- PROVIDED DATA -
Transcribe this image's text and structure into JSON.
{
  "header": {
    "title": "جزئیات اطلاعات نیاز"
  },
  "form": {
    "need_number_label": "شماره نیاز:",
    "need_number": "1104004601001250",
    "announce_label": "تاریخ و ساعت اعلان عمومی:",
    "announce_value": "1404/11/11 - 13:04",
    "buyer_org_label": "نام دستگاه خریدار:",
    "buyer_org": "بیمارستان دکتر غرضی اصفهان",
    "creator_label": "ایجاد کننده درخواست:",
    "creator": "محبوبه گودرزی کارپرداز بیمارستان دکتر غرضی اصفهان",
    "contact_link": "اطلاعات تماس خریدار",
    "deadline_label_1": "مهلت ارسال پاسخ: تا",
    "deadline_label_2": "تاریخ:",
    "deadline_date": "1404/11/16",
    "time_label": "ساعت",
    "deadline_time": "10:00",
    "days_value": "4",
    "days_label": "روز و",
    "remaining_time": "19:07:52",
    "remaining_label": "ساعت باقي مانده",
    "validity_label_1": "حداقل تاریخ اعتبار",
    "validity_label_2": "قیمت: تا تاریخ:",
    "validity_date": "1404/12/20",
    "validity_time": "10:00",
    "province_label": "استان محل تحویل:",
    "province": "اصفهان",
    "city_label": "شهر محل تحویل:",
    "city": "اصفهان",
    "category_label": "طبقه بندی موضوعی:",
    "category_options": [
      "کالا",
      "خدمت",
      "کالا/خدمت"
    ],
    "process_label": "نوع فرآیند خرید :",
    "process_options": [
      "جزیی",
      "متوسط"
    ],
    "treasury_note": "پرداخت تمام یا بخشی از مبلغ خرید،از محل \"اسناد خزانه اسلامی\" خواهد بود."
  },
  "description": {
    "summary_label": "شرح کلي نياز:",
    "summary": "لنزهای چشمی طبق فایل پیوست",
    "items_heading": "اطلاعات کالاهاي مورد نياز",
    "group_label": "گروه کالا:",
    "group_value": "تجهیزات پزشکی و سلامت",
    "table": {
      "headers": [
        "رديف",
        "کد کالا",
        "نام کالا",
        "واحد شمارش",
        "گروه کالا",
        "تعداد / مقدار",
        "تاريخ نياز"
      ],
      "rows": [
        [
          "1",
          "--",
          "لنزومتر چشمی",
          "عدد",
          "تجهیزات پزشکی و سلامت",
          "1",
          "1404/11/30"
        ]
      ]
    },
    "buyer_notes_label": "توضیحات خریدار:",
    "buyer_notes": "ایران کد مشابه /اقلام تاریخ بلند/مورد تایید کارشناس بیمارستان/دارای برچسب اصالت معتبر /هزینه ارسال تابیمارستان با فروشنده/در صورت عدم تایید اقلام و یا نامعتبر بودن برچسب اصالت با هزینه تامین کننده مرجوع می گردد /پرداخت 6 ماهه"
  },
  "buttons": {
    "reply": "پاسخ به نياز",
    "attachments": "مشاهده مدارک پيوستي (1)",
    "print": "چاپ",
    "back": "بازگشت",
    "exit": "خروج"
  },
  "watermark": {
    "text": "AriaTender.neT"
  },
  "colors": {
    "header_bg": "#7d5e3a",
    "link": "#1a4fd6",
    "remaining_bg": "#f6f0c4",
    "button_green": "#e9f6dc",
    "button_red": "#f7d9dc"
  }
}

- PROBLEM -
Read the lines above. Gather those in which the string "نیاز" is found.

- ANSWER TO THE EXERCISE -
    "title": "جزئیات اطلاعات نیاز"
    "need_number_label": "شماره نیاز:",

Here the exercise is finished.